## Information supplied
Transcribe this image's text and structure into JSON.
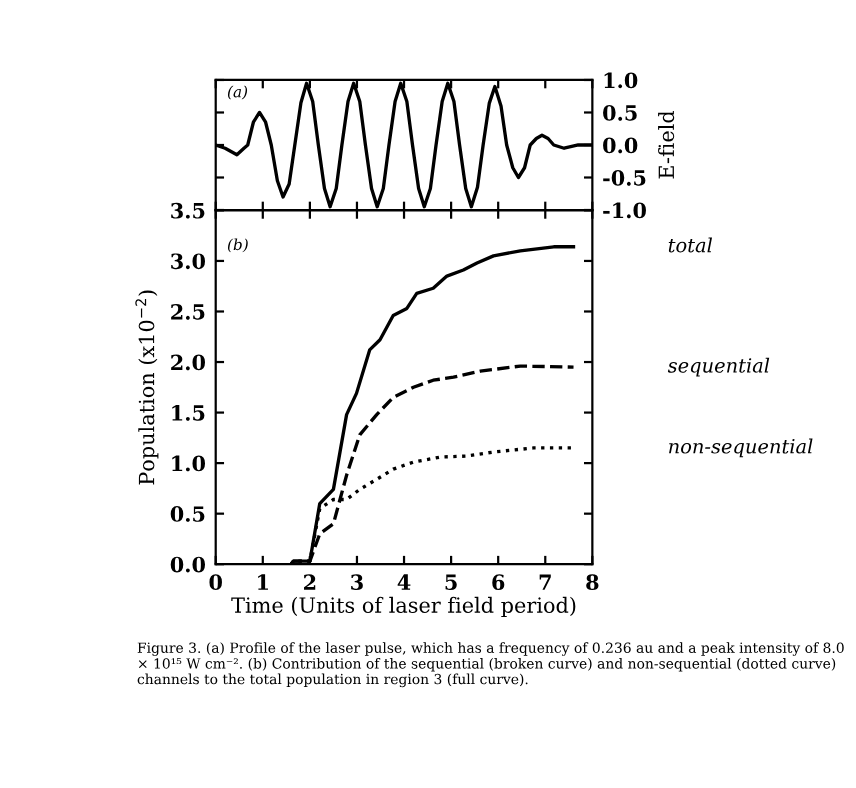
{
  "chart_data": [
    {
      "type": "line",
      "ylabel": "E-field",
      "annotations": [
        "(a)"
      ],
      "tick_labels": "y",
      "xlim": [
        0,
        8
      ],
      "xticks": [
        {
          "value": 0,
          "label": null
        },
        {
          "value": 1,
          "label": null
        },
        {
          "value": 2,
          "label": null
        },
        {
          "value": 3,
          "label": null
        },
        {
          "value": 4,
          "label": null
        },
        {
          "value": 5,
          "label": null
        },
        {
          "value": 6,
          "label": null
        },
        {
          "value": 7,
          "label": null
        },
        {
          "value": 8,
          "label": null
        }
      ],
      "ylim": [
        -1,
        1
      ],
      "yticks": [
        {
          "value": -1,
          "label": "-1.0"
        },
        {
          "value": -0.5,
          "label": "-0.5"
        },
        {
          "value": 0,
          "label": "0.0"
        },
        {
          "value": 0.5,
          "label": "0.5"
        },
        {
          "value": 1,
          "label": "1.0"
        }
      ],
      "grid": false,
      "legend": false,
      "series": [
        {
          "color": "#000000",
          "line_style": "solid",
          "x": [
            0,
            0.2,
            0.45,
            0.6,
            0.68,
            0.8,
            0.93,
            1.06,
            1.18,
            1.31,
            1.43,
            1.56,
            1.68,
            1.81,
            1.93,
            2.06,
            2.18,
            2.31,
            2.43,
            2.56,
            2.68,
            2.81,
            2.93,
            3.06,
            3.18,
            3.31,
            3.43,
            3.56,
            3.68,
            3.81,
            3.93,
            4.06,
            4.18,
            4.31,
            4.43,
            4.56,
            4.68,
            4.81,
            4.93,
            5.06,
            5.18,
            5.31,
            5.43,
            5.56,
            5.68,
            5.81,
            5.93,
            6.06,
            6.18,
            6.31,
            6.43,
            6.56,
            6.68,
            6.81,
            6.93,
            7.06,
            7.18,
            7.4,
            7.7,
            8
          ],
          "values": [
            0,
            -0.05,
            -0.15,
            -0.05,
            0,
            0.35,
            0.5,
            0.35,
            0,
            -0.55,
            -0.8,
            -0.6,
            0,
            0.65,
            0.95,
            0.67,
            0,
            -0.67,
            -0.95,
            -0.67,
            0,
            0.67,
            0.95,
            0.67,
            0,
            -0.67,
            -0.95,
            -0.67,
            0,
            0.67,
            0.95,
            0.67,
            0,
            -0.67,
            -0.95,
            -0.67,
            0,
            0.67,
            0.95,
            0.67,
            0,
            -0.67,
            -0.95,
            -0.65,
            0,
            0.64,
            0.9,
            0.6,
            0,
            -0.35,
            -0.5,
            -0.35,
            0,
            0.1,
            0.15,
            0.1,
            0,
            -0.05,
            0,
            0
          ]
        }
      ]
    },
    {
      "type": "line",
      "xlabel": "Time (Units of laser field period)",
      "ylabel": "Population (x10$^{−2}$)",
      "annotations": [
        "(b)",
        "Figure 3. (a) Profile of the laser pulse, which has a frequency of 0.236 au and a peak intensity of 8.0 × 10¹⁵ W cm⁻². (b) Contribution of the sequential (broken curve) and non-sequential (dotted curve) channels to the total population in region 3 (full curve)."
      ],
      "xlim": [
        0,
        8
      ],
      "xticks": [
        0,
        1,
        2,
        3,
        4,
        5,
        6,
        7,
        8
      ],
      "ylim": [
        0,
        3.5
      ],
      "yticks": [
        {
          "value": 0,
          "label": "0.0"
        },
        {
          "value": 0.5,
          "label": "0.5"
        },
        {
          "value": 1,
          "label": "1.0"
        },
        {
          "value": 1.5,
          "label": "1.5"
        },
        {
          "value": 2,
          "label": "2.0"
        },
        {
          "value": 2.5,
          "label": "2.5"
        },
        {
          "value": 3,
          "label": "3.0"
        },
        {
          "value": 3.5,
          "label": "3.5"
        }
      ],
      "grid": false,
      "legend": false,
      "marker": "none",
      "series": [
        {
          "name": "total",
          "color": "#000000",
          "line_style": "solid",
          "x": [
            1.6,
            1.65,
            2.0,
            2.21,
            2.5,
            2.78,
            2.99,
            3.27,
            3.49,
            3.77,
            4.06,
            4.27,
            4.62,
            4.91,
            5.26,
            5.55,
            5.9,
            6.47,
            7.18,
            7.6
          ],
          "values": [
            0,
            0.03,
            0.03,
            0.6,
            0.74,
            1.48,
            1.69,
            2.12,
            2.22,
            2.46,
            2.53,
            2.68,
            2.73,
            2.85,
            2.91,
            2.98,
            3.05,
            3.1,
            3.14,
            3.14
          ]
        },
        {
          "name": "sequential",
          "color": "#000000",
          "line_style": "dashed",
          "x": [
            1.6,
            1.65,
            2.0,
            2.21,
            2.5,
            2.78,
            3.06,
            3.42,
            3.77,
            4.2,
            4.62,
            5.05,
            5.62,
            6.47,
            7.6
          ],
          "values": [
            0,
            0.03,
            0.03,
            0.3,
            0.4,
            0.88,
            1.28,
            1.48,
            1.65,
            1.75,
            1.82,
            1.85,
            1.91,
            1.96,
            1.95
          ]
        },
        {
          "name": "non-sequential",
          "color": "#000000",
          "line_style": "dotted",
          "x": [
            1.6,
            1.65,
            2.0,
            2.21,
            2.5,
            2.78,
            3.06,
            3.42,
            3.77,
            4.2,
            4.77,
            5.33,
            5.9,
            6.75,
            7.6
          ],
          "values": [
            0,
            0.03,
            0.03,
            0.55,
            0.64,
            0.64,
            0.74,
            0.84,
            0.94,
            1.01,
            1.06,
            1.07,
            1.11,
            1.15,
            1.15
          ]
        }
      ]
    }
  ]
}
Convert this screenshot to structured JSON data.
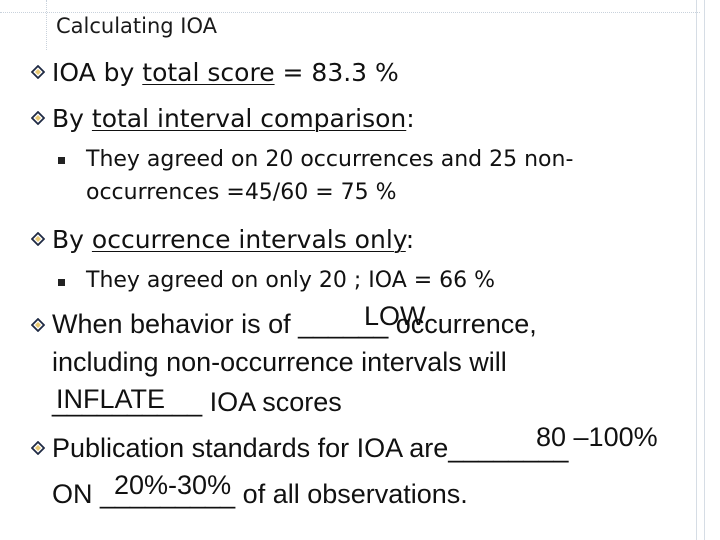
{
  "slide": {
    "title": "Calculating IOA",
    "bullets": [
      {
        "pre": "IOA by ",
        "underlined": "total score",
        "post": " = 83.3 %"
      },
      {
        "pre": "By ",
        "underlined": "total interval comparison",
        "post": ":"
      },
      {
        "sub_line1": "They agreed on 20 occurrences and 25 non-",
        "sub_line2": "occurrences  =45/60 =  75 %"
      },
      {
        "pre": "By ",
        "underlined": "occurrence intervals only",
        "post": ":"
      },
      {
        "sub_line1": "They agreed on only 20 ;   IOA = 66 %"
      },
      {
        "line1": "When behavior is of ______ occurrence,",
        "line2": "including non-occurrence intervals will",
        "line3_blank": "__________",
        "line3_post": "  IOA scores",
        "answer1": "LOW",
        "answer2": "INFLATE"
      },
      {
        "line1": "Publication standards for IOA are________",
        "line2_pre": "ON ",
        "line2_blank": "_________",
        "line2_post": " of all observations.",
        "answer1": "80 –100%",
        "answer2": "20%-30%"
      }
    ]
  },
  "icons": {
    "main_bullet": "diamond-outline-icon",
    "sub_bullet": "square-bullet-icon"
  },
  "colors": {
    "diamond_dark": "#1f2a44",
    "diamond_light": "#e8c872"
  }
}
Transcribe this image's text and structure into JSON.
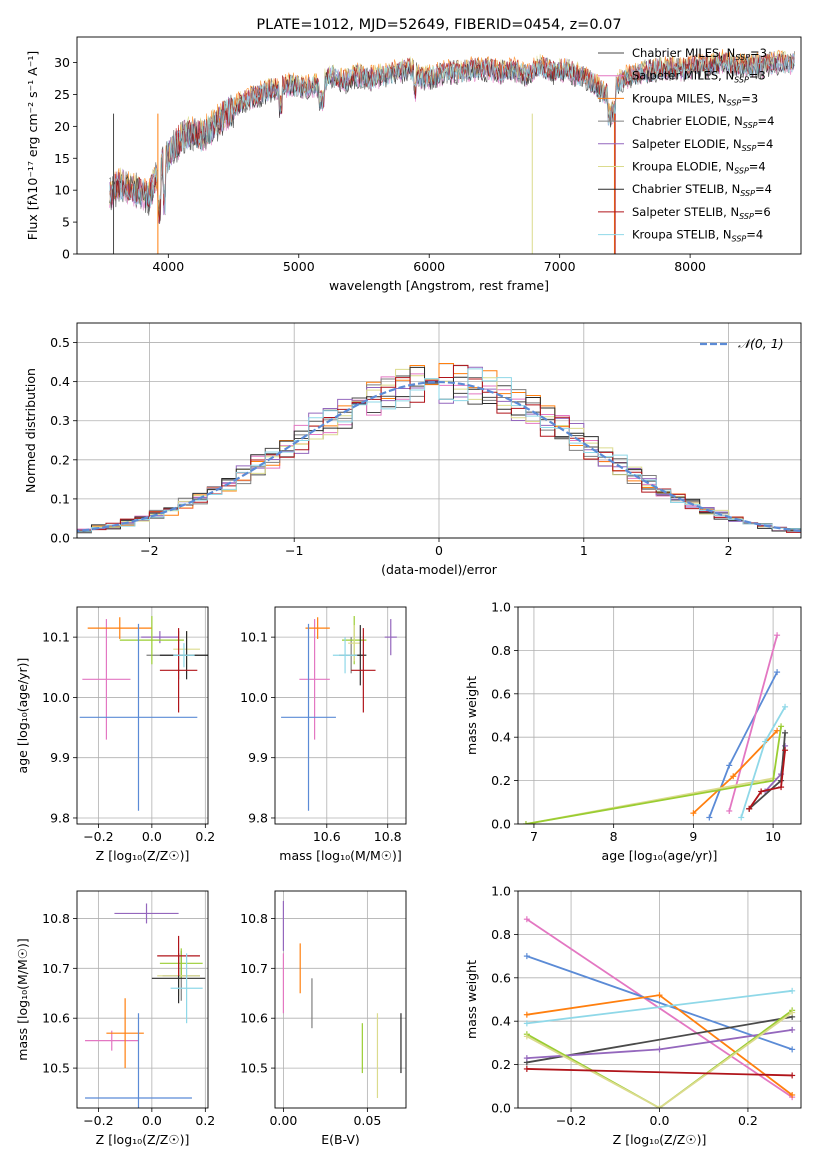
{
  "colors": [
    "#4a4a4a",
    "#e377c2",
    "#ff7f0e",
    "#7f7f7f",
    "#9467bd",
    "#dbdb8d",
    "#2b2b2b",
    "#b0141a",
    "#8fd8e8"
  ],
  "chart_data": [
    {
      "id": "spectrum",
      "type": "line",
      "title": "PLATE=1012, MJD=52649, FIBERID=0454, z=0.07",
      "xlabel": "wavelength [Angstrom, rest frame]",
      "ylabel": "Flux [fλ10⁻¹⁷ erg cm⁻² s⁻¹ A⁻¹]",
      "xlim": [
        3300,
        8850
      ],
      "ylim": [
        0,
        34
      ],
      "xticks": [
        4000,
        5000,
        6000,
        7000,
        8000
      ],
      "yticks": [
        0,
        5,
        10,
        15,
        20,
        25,
        30
      ],
      "legend_position": "top-right",
      "x": [
        3550,
        3650,
        3750,
        3850,
        3950,
        4050,
        4150,
        4250,
        4350,
        4450,
        4550,
        4650,
        4750,
        4850,
        4950,
        5050,
        5150,
        5250,
        5350,
        5450,
        5550,
        5650,
        5750,
        5850,
        5950,
        6050,
        6150,
        6250,
        6350,
        6450,
        6550,
        6650,
        6750,
        6850,
        6950,
        7050,
        7150,
        7250,
        7350,
        7450,
        7550,
        7650,
        7750,
        7850,
        7950,
        8050,
        8150,
        8250,
        8350,
        8450,
        8550,
        8650,
        8750
      ],
      "y": [
        9.5,
        11,
        10,
        9,
        14,
        17,
        19,
        18.5,
        20,
        22,
        23.5,
        24.5,
        25.5,
        26,
        26.5,
        26,
        26.5,
        28,
        27,
        28,
        27.5,
        28,
        28.5,
        29,
        27.5,
        28,
        28.5,
        28.5,
        29,
        29,
        28.5,
        29,
        28,
        29.5,
        28.5,
        29,
        28,
        27,
        25,
        27,
        28,
        28.5,
        29,
        29,
        29,
        29.5,
        29.5,
        30,
        29.5,
        29.5,
        29.5,
        30,
        30
      ],
      "series": [
        {
          "name": "Chabrier MILES, N_SSP=3"
        },
        {
          "name": "Salpeter MILES, N_SSP=3"
        },
        {
          "name": "Kroupa MILES, N_SSP=3"
        },
        {
          "name": "Chabrier ELODIE, N_SSP=4"
        },
        {
          "name": "Salpeter ELODIE, N_SSP=4"
        },
        {
          "name": "Kroupa ELODIE, N_SSP=4"
        },
        {
          "name": "Chabrier STELIB, N_SSP=4"
        },
        {
          "name": "Salpeter STELIB, N_SSP=6"
        },
        {
          "name": "Kroupa STELIB, N_SSP=4"
        }
      ]
    },
    {
      "id": "residuals",
      "type": "histogram",
      "xlabel": "(data-model)/error",
      "ylabel": "Normed distribution",
      "xlim": [
        -2.5,
        2.5
      ],
      "ylim": [
        0,
        0.55
      ],
      "xticks": [
        -2,
        -1,
        0,
        1,
        2
      ],
      "yticks": [
        0.0,
        0.1,
        0.2,
        0.3,
        0.4,
        0.5
      ],
      "bin_width": 0.1,
      "reference_curve": {
        "name": "𝒩(0, 1)",
        "mean": 0,
        "sigma": 1
      },
      "legend_position": "top-right"
    },
    {
      "id": "age_vs_Z",
      "type": "scatter",
      "xlabel": "Z [log₁₀(Z/Z☉)]",
      "ylabel": "age  [log₁₀(age/yr)]",
      "xlim": [
        -0.28,
        0.21
      ],
      "ylim": [
        9.79,
        10.15
      ],
      "xticks": [
        -0.2,
        0.0,
        0.2
      ],
      "yticks": [
        9.8,
        9.9,
        10.0,
        10.1
      ],
      "points": [
        {
          "x": 0.03,
          "xerr": 0.07,
          "y": 10.1,
          "yerr": 0.01
        },
        {
          "x": -0.17,
          "xerr": 0.09,
          "y": 10.03,
          "yerr": 0.1
        },
        {
          "x": -0.12,
          "xerr": 0.12,
          "y": 10.115,
          "yerr": 0.018
        },
        {
          "x": 0.1,
          "xerr": 0.12,
          "y": 10.07,
          "yerr": 0.04
        },
        {
          "x": 0.0,
          "xerr": 0.12,
          "y": 10.095,
          "yerr": 0.04
        },
        {
          "x": 0.13,
          "xerr": 0.05,
          "y": 10.08,
          "yerr": 0.03
        },
        {
          "x": 0.13,
          "xerr": 0.1,
          "y": 10.07,
          "yerr": 0.04
        },
        {
          "x": 0.1,
          "xerr": 0.07,
          "y": 10.045,
          "yerr": 0.07
        },
        {
          "x": -0.05,
          "xerr": 0.22,
          "y": 9.967,
          "yerr": 0.155
        },
        {
          "x": 0.12,
          "xerr": 0.04,
          "y": 10.07,
          "yerr": 0.02
        }
      ]
    },
    {
      "id": "age_vs_mass",
      "type": "scatter",
      "xlabel": "mass [log₁₀(M/M☉)]",
      "ylabel": "",
      "xlim": [
        10.43,
        10.86
      ],
      "ylim": [
        9.79,
        10.15
      ],
      "xticks": [
        10.6,
        10.8
      ],
      "yticks": [
        9.8,
        9.9,
        10.0,
        10.1
      ],
      "points": [
        {
          "x": 10.81,
          "xerr": 0.02,
          "y": 10.1,
          "yerr": 0.03
        },
        {
          "x": 10.56,
          "xerr": 0.05,
          "y": 10.03,
          "yerr": 0.1
        },
        {
          "x": 10.57,
          "xerr": 0.04,
          "y": 10.115,
          "yerr": 0.018
        },
        {
          "x": 10.68,
          "xerr": 0.04,
          "y": 10.07,
          "yerr": 0.03
        },
        {
          "x": 10.69,
          "xerr": 0.04,
          "y": 10.095,
          "yerr": 0.04
        },
        {
          "x": 10.69,
          "xerr": 0.02,
          "y": 10.09,
          "yerr": 0.03
        },
        {
          "x": 10.71,
          "xerr": 0.02,
          "y": 10.07,
          "yerr": 0.05
        },
        {
          "x": 10.72,
          "xerr": 0.04,
          "y": 10.045,
          "yerr": 0.07
        },
        {
          "x": 10.54,
          "xerr": 0.09,
          "y": 9.967,
          "yerr": 0.155
        },
        {
          "x": 10.66,
          "xerr": 0.04,
          "y": 10.07,
          "yerr": 0.03
        }
      ]
    },
    {
      "id": "weight_vs_age",
      "type": "line",
      "xlabel": "age  [log₁₀(age/yr)]",
      "ylabel": "mass weight",
      "xlim": [
        6.8,
        10.35
      ],
      "ylim": [
        0,
        1.0
      ],
      "xticks": [
        7,
        8,
        9,
        10
      ],
      "yticks": [
        0.0,
        0.2,
        0.4,
        0.6,
        0.8,
        1.0
      ],
      "lines": [
        {
          "color": "#5b8bd6",
          "x": [
            9.2,
            9.45,
            10.05
          ],
          "y": [
            0.03,
            0.27,
            0.7
          ]
        },
        {
          "color": "#e377c2",
          "x": [
            9.45,
            10.05
          ],
          "y": [
            0.06,
            0.87
          ]
        },
        {
          "color": "#ff7f0e",
          "x": [
            9.0,
            9.5,
            10.05
          ],
          "y": [
            0.05,
            0.22,
            0.43
          ]
        },
        {
          "color": "#dbdb8d",
          "x": [
            6.9,
            10.0
          ],
          "y": [
            0.0,
            0.21
          ]
        },
        {
          "color": "#9acd32",
          "x": [
            6.9,
            10.0,
            10.1
          ],
          "y": [
            0.0,
            0.2,
            0.45
          ]
        },
        {
          "color": "#9467bd",
          "x": [
            9.9,
            10.1,
            10.15
          ],
          "y": [
            0.15,
            0.23,
            0.36
          ]
        },
        {
          "color": "#4a4a4a",
          "x": [
            9.7,
            10.1,
            10.15
          ],
          "y": [
            0.07,
            0.2,
            0.42
          ]
        },
        {
          "color": "#b0141a",
          "x": [
            9.7,
            9.85,
            10.1,
            10.15
          ],
          "y": [
            0.07,
            0.15,
            0.17,
            0.34
          ]
        },
        {
          "color": "#8fd8e8",
          "x": [
            9.6,
            9.9,
            10.15
          ],
          "y": [
            0.03,
            0.38,
            0.54
          ]
        }
      ]
    },
    {
      "id": "mass_vs_Z",
      "type": "scatter",
      "xlabel": "Z [log₁₀(Z/Z☉)]",
      "ylabel": "mass [log₁₀(M/M☉)]",
      "xlim": [
        -0.28,
        0.21
      ],
      "ylim": [
        10.42,
        10.855
      ],
      "xticks": [
        -0.2,
        0.0,
        0.2
      ],
      "yticks": [
        10.5,
        10.6,
        10.7,
        10.8
      ],
      "points": [
        {
          "x": -0.02,
          "xerr": 0.12,
          "y": 10.81,
          "yerr": 0.02
        },
        {
          "x": -0.15,
          "xerr": 0.1,
          "y": 10.555,
          "yerr": 0.02
        },
        {
          "x": -0.1,
          "xerr": 0.07,
          "y": 10.57,
          "yerr": 0.07
        },
        {
          "x": 0.11,
          "xerr": 0.07,
          "y": 10.685,
          "yerr": 0.05
        },
        {
          "x": 0.11,
          "xerr": 0.08,
          "y": 10.71,
          "yerr": 0.03
        },
        {
          "x": 0.1,
          "xerr": 0.08,
          "y": 10.685,
          "yerr": 0.04
        },
        {
          "x": 0.1,
          "xerr": 0.1,
          "y": 10.68,
          "yerr": 0.05
        },
        {
          "x": 0.1,
          "xerr": 0.08,
          "y": 10.725,
          "yerr": 0.04
        },
        {
          "x": -0.05,
          "xerr": 0.2,
          "y": 10.44,
          "yerr": 0.17
        },
        {
          "x": 0.13,
          "xerr": 0.06,
          "y": 10.66,
          "yerr": 0.07
        }
      ]
    },
    {
      "id": "mass_vs_EBV",
      "type": "scatter",
      "xlabel": "E(B-V)",
      "ylabel": "",
      "xlim": [
        -0.005,
        0.073
      ],
      "ylim": [
        10.42,
        10.855
      ],
      "xticks": [
        0.0,
        0.05
      ],
      "yticks": [
        10.5,
        10.6,
        10.7,
        10.8
      ],
      "points": [
        {
          "x": 0.0,
          "xerr": 0,
          "y": 10.785,
          "yerr": 0.05
        },
        {
          "x": 0.0,
          "xerr": 0,
          "y": 10.67,
          "yerr": 0.06
        },
        {
          "x": 0.01,
          "xerr": 0,
          "y": 10.7,
          "yerr": 0.05
        },
        {
          "x": 0.017,
          "xerr": 0,
          "y": 10.63,
          "yerr": 0.05
        },
        {
          "x": 0.047,
          "xerr": 0,
          "y": 10.54,
          "yerr": 0.05
        },
        {
          "x": 0.056,
          "xerr": 0,
          "y": 10.525,
          "yerr": 0.085
        },
        {
          "x": 0.07,
          "xerr": 0,
          "y": 10.55,
          "yerr": 0.06
        }
      ]
    },
    {
      "id": "weight_vs_Z",
      "type": "line",
      "xlabel": "Z [log₁₀(Z/Z☉)]",
      "ylabel": "mass weight",
      "xlim": [
        -0.32,
        0.32
      ],
      "ylim": [
        0,
        1.0
      ],
      "xticks": [
        -0.2,
        0.0,
        0.2
      ],
      "yticks": [
        0.0,
        0.2,
        0.4,
        0.6,
        0.8,
        1.0
      ],
      "lines": [
        {
          "color": "#e377c2",
          "x": [
            -0.3,
            0.3
          ],
          "y": [
            0.87,
            0.05
          ]
        },
        {
          "color": "#5b8bd6",
          "x": [
            -0.3,
            0.3
          ],
          "y": [
            0.7,
            0.27
          ]
        },
        {
          "color": "#ff7f0e",
          "x": [
            -0.3,
            0.0,
            0.3
          ],
          "y": [
            0.43,
            0.52,
            0.06
          ]
        },
        {
          "color": "#8fd8e8",
          "x": [
            -0.3,
            0.3
          ],
          "y": [
            0.39,
            0.54
          ]
        },
        {
          "color": "#4a4a4a",
          "x": [
            -0.3,
            0.3
          ],
          "y": [
            0.21,
            0.42
          ]
        },
        {
          "color": "#9467bd",
          "x": [
            -0.3,
            0.0,
            0.3
          ],
          "y": [
            0.23,
            0.27,
            0.36
          ]
        },
        {
          "color": "#9acd32",
          "x": [
            -0.3,
            0.0,
            0.3
          ],
          "y": [
            0.34,
            0.0,
            0.45
          ]
        },
        {
          "color": "#dbdb8d",
          "x": [
            -0.3,
            0.0,
            0.3
          ],
          "y": [
            0.33,
            0.0,
            0.44
          ]
        },
        {
          "color": "#b0141a",
          "x": [
            -0.3,
            0.3
          ],
          "y": [
            0.18,
            0.15
          ]
        }
      ]
    }
  ]
}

## Task directions
Track down every line of the material containing the string "xlabel", and copy it.

## Result
      "xlabel": "Time (Units of laser field period)",
      "xlabel": "wavelength [Angstrom, rest frame]",
      "xlabel": "(data-model)/error",
      "xlabel": "Z [log₁₀(Z/Z☉)]",
      "xlabel": "mass [log₁₀(M/M☉)]",
      "xlabel": "age  [log₁₀(age/yr)]",
      "xlabel": "Z [log₁₀(Z/Z☉)]",
      "xlabel": "E(B-V)",
      "xlabel": "Z [log₁₀(Z/Z☉)]",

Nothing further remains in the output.